Problem statement: Tally the lines that contain the string "Million" and state that total without comment.

Data listing:
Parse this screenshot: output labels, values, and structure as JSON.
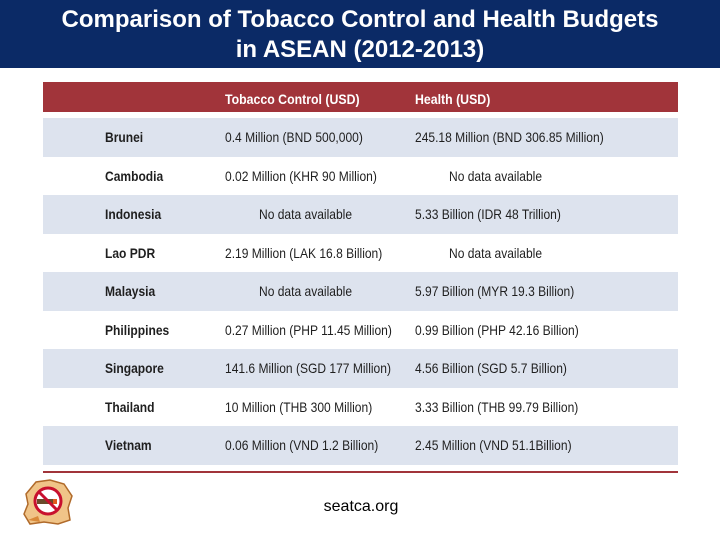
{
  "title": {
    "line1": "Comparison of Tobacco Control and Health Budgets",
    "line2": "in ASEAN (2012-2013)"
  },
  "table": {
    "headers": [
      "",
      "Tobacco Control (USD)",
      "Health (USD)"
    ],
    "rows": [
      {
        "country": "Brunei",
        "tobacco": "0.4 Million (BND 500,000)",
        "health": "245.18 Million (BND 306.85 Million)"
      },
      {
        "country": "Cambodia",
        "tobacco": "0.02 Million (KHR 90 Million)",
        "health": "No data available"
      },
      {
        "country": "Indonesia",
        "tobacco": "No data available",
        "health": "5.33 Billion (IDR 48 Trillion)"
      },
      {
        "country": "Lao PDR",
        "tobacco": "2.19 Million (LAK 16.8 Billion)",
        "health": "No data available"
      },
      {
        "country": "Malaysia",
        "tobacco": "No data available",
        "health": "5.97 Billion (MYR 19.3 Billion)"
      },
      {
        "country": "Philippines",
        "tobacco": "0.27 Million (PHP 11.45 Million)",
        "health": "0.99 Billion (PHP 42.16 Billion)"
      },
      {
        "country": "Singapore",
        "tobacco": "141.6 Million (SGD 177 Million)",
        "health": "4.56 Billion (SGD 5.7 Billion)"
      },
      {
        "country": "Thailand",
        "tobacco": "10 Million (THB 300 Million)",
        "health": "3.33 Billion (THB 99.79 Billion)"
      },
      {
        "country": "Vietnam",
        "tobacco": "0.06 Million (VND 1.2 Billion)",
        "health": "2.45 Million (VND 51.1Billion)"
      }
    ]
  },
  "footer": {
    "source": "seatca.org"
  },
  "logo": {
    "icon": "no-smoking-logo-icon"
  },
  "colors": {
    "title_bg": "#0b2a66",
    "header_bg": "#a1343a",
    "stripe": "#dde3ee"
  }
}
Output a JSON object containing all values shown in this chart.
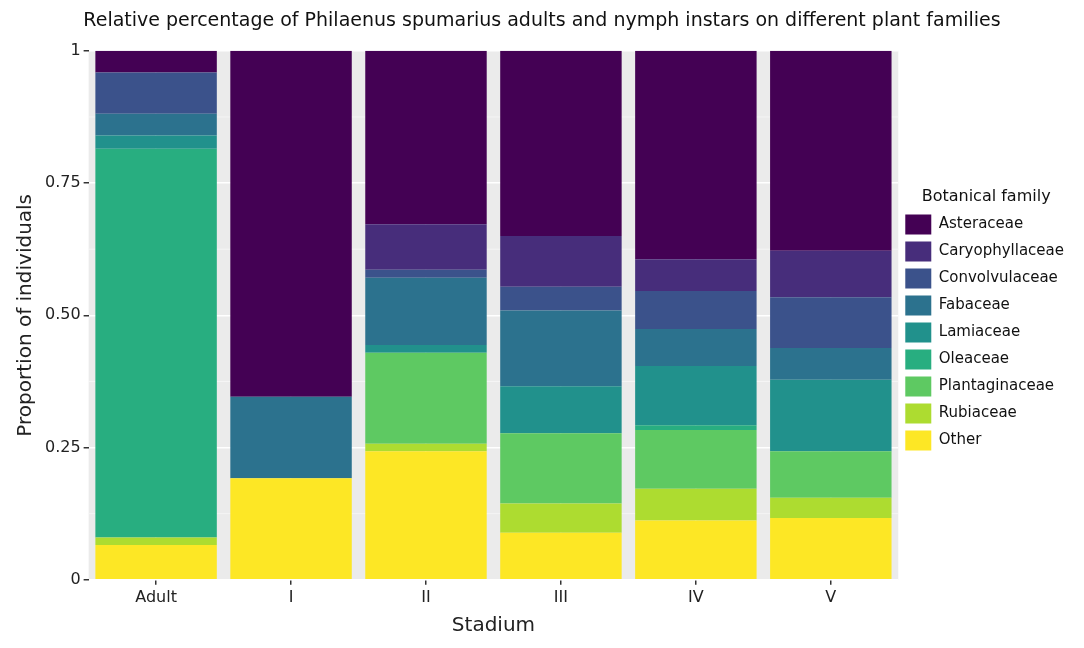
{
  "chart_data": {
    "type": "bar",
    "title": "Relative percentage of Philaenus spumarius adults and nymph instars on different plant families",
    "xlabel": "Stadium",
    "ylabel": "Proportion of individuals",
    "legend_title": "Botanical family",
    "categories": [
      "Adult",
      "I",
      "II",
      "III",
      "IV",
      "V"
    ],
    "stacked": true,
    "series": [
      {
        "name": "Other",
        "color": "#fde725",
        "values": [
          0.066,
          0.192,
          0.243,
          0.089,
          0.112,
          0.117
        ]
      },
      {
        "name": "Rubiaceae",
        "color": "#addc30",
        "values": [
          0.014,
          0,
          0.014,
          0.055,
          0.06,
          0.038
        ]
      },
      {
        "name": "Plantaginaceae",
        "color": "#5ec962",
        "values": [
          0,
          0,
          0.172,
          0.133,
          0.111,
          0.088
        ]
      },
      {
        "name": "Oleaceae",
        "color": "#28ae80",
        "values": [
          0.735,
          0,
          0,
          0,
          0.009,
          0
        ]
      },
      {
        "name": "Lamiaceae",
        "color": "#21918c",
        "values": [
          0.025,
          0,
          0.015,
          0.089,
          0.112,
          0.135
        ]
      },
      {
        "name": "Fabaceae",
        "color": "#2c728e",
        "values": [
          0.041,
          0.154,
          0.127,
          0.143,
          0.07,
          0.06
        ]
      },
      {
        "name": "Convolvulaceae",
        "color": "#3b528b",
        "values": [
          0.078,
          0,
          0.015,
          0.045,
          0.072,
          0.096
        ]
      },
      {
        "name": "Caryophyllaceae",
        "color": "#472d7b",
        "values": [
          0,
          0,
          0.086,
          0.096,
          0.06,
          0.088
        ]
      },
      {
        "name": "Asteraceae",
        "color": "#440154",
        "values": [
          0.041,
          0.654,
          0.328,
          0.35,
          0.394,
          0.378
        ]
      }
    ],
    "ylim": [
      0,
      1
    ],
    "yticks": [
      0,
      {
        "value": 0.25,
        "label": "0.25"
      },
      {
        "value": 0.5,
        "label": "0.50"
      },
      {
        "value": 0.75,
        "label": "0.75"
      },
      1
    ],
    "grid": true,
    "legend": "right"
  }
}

Task result: 9